[Recorded data]

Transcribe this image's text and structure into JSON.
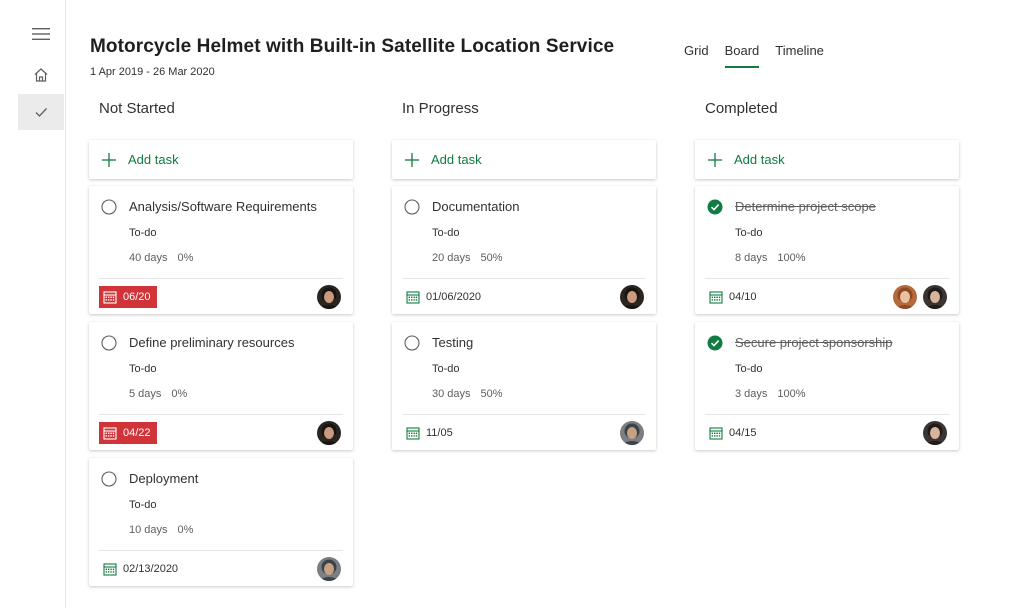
{
  "plan": {
    "title": "Motorcycle Helmet with Built-in Satellite Location Service",
    "dates": "1 Apr 2019 - 26 Mar 2020"
  },
  "views": [
    "Grid",
    "Board",
    "Timeline"
  ],
  "active_view": "Board",
  "add_task_label": "Add task",
  "colors": {
    "accent": "#107c41",
    "overdue": "#d13438"
  },
  "columns": [
    {
      "title": "Not Started",
      "tasks": [
        {
          "name": "Analysis/Software Requirements",
          "bucket": "To-do",
          "duration": "40 days",
          "progress": "0%",
          "due": "06/20",
          "overdue": true,
          "done": false,
          "assignees": [
            "avatar-woman-dark-hair"
          ]
        },
        {
          "name": "Define preliminary resources",
          "bucket": "To-do",
          "duration": "5 days",
          "progress": "0%",
          "due": "04/22",
          "overdue": true,
          "done": false,
          "assignees": [
            "avatar-woman-dark-hair"
          ]
        },
        {
          "name": "Deployment",
          "bucket": "To-do",
          "duration": "10 days",
          "progress": "0%",
          "due": "02/13/2020",
          "overdue": false,
          "done": false,
          "assignees": [
            "avatar-man-grey"
          ]
        }
      ]
    },
    {
      "title": "In Progress",
      "tasks": [
        {
          "name": "Documentation",
          "bucket": "To-do",
          "duration": "20 days",
          "progress": "50%",
          "due": "01/06/2020",
          "overdue": false,
          "done": false,
          "assignees": [
            "avatar-woman-dark-hair"
          ]
        },
        {
          "name": "Testing",
          "bucket": "To-do",
          "duration": "30 days",
          "progress": "50%",
          "due": "11/05",
          "overdue": false,
          "done": false,
          "assignees": [
            "avatar-man-grey"
          ]
        }
      ]
    },
    {
      "title": "Completed",
      "tasks": [
        {
          "name": "Determine project scope",
          "bucket": "To-do",
          "duration": "8 days",
          "progress": "100%",
          "due": "04/10",
          "overdue": false,
          "done": true,
          "assignees": [
            "avatar-woman-light-hair",
            "avatar-man-dark-hair"
          ]
        },
        {
          "name": "Secure project sponsorship",
          "bucket": "To-do",
          "duration": "3 days",
          "progress": "100%",
          "due": "04/15",
          "overdue": false,
          "done": true,
          "assignees": [
            "avatar-man-dark-hair"
          ]
        }
      ]
    }
  ]
}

> **What is required**
Search the entries for the word "name" and copy every line that has it.

> **Written answer**
          "name": "Analysis/Software Requirements",
          "name": "Define preliminary resources",
          "name": "Deployment",
          "name": "Documentation",
          "name": "Testing",
          "name": "Determine project scope",
          "name": "Secure project sponsorship",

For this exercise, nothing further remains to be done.